[The data]:

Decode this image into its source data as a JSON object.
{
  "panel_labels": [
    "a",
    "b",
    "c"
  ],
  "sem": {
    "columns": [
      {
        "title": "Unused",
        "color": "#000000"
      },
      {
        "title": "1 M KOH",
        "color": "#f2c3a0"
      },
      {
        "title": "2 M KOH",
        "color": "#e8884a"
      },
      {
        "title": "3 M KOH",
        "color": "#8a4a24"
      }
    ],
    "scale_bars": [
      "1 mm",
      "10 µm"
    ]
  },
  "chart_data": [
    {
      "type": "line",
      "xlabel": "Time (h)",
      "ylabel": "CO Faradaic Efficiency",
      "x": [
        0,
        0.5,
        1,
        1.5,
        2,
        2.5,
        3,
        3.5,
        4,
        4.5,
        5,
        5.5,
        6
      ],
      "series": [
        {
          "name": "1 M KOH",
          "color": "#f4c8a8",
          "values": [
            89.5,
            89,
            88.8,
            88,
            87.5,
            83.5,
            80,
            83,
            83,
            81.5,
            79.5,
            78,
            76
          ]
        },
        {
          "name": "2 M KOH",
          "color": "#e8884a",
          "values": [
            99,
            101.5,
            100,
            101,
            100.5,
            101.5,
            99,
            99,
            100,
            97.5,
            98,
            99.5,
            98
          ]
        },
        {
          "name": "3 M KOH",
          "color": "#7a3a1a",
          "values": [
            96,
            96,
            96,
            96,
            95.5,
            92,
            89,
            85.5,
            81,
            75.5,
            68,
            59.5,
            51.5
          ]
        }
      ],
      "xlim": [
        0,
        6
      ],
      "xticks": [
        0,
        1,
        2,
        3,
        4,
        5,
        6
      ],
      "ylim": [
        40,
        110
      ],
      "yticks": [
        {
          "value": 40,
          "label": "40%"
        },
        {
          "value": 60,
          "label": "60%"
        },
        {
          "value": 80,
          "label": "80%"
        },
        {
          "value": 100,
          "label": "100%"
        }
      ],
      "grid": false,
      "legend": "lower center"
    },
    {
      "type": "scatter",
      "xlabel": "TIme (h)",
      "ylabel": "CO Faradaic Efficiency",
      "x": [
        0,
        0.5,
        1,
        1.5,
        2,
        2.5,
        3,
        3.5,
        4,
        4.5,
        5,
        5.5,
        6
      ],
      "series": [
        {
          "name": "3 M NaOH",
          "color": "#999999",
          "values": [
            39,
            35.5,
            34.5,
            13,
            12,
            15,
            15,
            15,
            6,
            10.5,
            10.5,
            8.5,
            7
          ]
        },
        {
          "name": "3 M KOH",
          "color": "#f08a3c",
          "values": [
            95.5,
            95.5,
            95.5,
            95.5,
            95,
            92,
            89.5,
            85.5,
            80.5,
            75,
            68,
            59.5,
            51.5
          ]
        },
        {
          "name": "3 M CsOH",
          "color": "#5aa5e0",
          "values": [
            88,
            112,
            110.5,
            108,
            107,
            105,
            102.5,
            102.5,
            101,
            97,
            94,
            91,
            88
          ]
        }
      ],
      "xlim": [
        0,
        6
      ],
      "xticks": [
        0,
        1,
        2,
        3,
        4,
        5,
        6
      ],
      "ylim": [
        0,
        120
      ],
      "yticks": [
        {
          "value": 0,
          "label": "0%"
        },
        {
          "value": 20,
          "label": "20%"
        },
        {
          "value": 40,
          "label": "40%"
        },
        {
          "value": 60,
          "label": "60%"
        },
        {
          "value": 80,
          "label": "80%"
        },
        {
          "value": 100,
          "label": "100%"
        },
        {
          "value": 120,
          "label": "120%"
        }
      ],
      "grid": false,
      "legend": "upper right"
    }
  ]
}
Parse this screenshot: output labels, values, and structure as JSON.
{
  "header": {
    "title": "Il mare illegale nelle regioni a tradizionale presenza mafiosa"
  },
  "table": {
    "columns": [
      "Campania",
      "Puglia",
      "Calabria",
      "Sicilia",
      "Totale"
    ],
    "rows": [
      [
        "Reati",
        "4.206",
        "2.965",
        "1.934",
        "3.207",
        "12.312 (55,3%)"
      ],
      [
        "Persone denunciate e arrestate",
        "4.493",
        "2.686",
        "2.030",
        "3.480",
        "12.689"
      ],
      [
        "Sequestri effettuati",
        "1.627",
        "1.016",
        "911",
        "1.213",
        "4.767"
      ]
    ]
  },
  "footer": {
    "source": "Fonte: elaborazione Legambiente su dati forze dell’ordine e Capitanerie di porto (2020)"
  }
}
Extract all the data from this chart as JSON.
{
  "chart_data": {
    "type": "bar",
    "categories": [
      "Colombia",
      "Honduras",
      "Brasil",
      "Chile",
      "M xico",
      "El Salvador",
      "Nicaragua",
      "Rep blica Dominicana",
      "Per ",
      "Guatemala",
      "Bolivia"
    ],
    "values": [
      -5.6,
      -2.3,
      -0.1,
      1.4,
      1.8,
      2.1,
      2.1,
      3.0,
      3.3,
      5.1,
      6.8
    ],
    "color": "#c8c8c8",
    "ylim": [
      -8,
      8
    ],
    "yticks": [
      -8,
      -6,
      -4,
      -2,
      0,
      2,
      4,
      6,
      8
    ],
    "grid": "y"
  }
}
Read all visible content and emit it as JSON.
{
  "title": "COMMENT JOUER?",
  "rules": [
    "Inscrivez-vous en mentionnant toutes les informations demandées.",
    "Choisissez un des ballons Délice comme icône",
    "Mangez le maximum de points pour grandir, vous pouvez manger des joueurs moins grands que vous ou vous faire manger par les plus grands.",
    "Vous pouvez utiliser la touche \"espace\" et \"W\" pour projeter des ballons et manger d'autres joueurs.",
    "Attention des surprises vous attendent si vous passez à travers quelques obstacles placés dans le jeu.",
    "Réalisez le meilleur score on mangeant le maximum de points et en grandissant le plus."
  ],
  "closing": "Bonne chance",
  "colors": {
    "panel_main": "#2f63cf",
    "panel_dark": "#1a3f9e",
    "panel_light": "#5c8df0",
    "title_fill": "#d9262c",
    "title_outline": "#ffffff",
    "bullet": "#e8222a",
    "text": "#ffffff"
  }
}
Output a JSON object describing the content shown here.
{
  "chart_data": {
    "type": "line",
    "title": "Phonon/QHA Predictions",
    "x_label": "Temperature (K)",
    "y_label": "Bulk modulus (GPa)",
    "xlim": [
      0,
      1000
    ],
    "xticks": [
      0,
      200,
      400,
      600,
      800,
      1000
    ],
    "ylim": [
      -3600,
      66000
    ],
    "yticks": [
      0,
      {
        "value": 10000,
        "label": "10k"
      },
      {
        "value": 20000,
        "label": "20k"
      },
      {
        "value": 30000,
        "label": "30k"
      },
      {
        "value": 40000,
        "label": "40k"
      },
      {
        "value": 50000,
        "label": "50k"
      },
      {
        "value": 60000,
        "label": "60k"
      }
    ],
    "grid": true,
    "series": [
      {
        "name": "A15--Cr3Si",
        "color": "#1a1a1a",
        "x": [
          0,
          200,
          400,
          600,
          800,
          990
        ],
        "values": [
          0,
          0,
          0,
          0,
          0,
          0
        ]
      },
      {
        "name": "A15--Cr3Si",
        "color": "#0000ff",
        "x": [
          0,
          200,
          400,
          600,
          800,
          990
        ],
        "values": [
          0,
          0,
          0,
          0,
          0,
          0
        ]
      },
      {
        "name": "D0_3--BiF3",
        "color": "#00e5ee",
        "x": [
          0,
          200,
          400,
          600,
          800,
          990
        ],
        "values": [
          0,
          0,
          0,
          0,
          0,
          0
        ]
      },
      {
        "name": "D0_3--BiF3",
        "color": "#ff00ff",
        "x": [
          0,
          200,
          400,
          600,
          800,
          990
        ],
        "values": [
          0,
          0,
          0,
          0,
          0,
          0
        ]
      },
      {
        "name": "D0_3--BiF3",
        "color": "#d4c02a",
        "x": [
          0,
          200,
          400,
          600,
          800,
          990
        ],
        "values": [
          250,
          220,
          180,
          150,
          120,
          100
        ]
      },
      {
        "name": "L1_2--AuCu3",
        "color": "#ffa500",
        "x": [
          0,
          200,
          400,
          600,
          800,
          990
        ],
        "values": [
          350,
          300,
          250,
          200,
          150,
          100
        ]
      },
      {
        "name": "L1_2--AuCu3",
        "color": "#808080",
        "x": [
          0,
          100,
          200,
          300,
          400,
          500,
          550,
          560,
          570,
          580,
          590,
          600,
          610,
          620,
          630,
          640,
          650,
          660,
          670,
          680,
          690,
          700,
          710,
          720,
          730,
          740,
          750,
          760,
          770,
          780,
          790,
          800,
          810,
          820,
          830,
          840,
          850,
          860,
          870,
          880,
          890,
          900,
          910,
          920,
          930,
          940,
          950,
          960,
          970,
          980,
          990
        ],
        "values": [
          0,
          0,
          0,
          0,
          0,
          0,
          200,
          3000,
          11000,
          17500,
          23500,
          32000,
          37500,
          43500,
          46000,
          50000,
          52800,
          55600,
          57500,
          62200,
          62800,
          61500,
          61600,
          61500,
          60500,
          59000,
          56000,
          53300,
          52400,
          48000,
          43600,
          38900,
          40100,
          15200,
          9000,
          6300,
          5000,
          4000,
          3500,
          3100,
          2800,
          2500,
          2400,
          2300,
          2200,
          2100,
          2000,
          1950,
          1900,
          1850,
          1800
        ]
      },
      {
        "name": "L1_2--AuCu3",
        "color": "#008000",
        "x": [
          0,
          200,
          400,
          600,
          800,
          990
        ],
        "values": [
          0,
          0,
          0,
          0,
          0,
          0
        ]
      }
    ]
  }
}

[Set exercise]:
Find the lines that include the string "joueurs", then copy each of them.

[Answer to this problem]:
    "Mangez le maximum de points pour grandir, vous pouvez manger des joueurs moins grands que vous ou vous faire manger par les plus grands.",
    "Vous pouvez utiliser la touche \"espace\" et \"W\" pour projeter des ballons et manger d'autres joueurs.",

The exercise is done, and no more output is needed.